>> Begin

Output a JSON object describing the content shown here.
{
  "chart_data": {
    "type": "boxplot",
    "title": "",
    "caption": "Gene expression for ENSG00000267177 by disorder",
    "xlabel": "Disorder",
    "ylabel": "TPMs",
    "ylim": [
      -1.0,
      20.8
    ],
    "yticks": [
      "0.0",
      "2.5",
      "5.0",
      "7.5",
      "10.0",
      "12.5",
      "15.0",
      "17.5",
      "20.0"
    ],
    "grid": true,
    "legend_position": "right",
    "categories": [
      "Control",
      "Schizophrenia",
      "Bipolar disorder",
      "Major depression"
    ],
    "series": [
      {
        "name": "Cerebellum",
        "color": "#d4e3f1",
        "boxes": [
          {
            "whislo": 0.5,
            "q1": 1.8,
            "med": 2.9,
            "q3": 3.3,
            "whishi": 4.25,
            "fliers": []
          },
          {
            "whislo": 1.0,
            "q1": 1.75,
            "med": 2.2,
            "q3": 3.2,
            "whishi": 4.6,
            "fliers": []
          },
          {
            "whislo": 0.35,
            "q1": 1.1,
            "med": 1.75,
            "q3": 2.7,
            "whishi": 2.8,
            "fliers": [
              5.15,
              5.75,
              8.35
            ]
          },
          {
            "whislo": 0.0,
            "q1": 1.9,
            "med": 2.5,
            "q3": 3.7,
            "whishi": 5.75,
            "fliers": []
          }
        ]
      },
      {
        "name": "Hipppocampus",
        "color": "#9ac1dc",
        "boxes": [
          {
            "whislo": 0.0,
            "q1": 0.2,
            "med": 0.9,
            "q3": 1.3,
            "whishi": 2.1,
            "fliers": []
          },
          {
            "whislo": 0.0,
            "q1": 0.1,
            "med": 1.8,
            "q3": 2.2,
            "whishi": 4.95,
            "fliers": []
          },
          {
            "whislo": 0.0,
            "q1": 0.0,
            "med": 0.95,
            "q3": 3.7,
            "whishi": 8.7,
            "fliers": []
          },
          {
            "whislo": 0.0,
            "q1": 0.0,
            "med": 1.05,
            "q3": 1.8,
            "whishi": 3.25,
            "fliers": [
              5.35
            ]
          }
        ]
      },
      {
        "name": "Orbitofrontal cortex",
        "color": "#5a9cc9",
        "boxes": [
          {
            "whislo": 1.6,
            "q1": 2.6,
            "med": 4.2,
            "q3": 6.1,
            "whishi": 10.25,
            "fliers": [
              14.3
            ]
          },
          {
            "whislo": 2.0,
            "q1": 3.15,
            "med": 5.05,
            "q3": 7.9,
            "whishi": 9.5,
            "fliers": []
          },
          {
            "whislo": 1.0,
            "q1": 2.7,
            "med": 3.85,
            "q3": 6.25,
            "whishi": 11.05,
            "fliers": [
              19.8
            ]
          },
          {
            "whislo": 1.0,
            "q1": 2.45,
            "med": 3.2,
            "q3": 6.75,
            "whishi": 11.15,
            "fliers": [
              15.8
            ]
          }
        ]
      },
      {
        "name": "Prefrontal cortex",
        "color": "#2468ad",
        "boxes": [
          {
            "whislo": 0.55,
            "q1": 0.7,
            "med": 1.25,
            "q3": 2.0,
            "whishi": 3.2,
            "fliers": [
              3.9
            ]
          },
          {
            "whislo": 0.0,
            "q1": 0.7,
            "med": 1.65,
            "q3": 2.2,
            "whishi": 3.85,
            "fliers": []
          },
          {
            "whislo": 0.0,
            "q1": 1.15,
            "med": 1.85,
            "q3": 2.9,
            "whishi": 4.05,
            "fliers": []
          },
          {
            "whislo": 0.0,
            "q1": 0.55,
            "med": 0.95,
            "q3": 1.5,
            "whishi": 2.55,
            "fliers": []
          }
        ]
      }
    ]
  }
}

>> End

_Set exercise_
Where a line holds "color", copy that line.

_Written solution_
        "color": "#d4e3f1",
        "color": "#9ac1dc",
        "color": "#5a9cc9",
        "color": "#2468ad",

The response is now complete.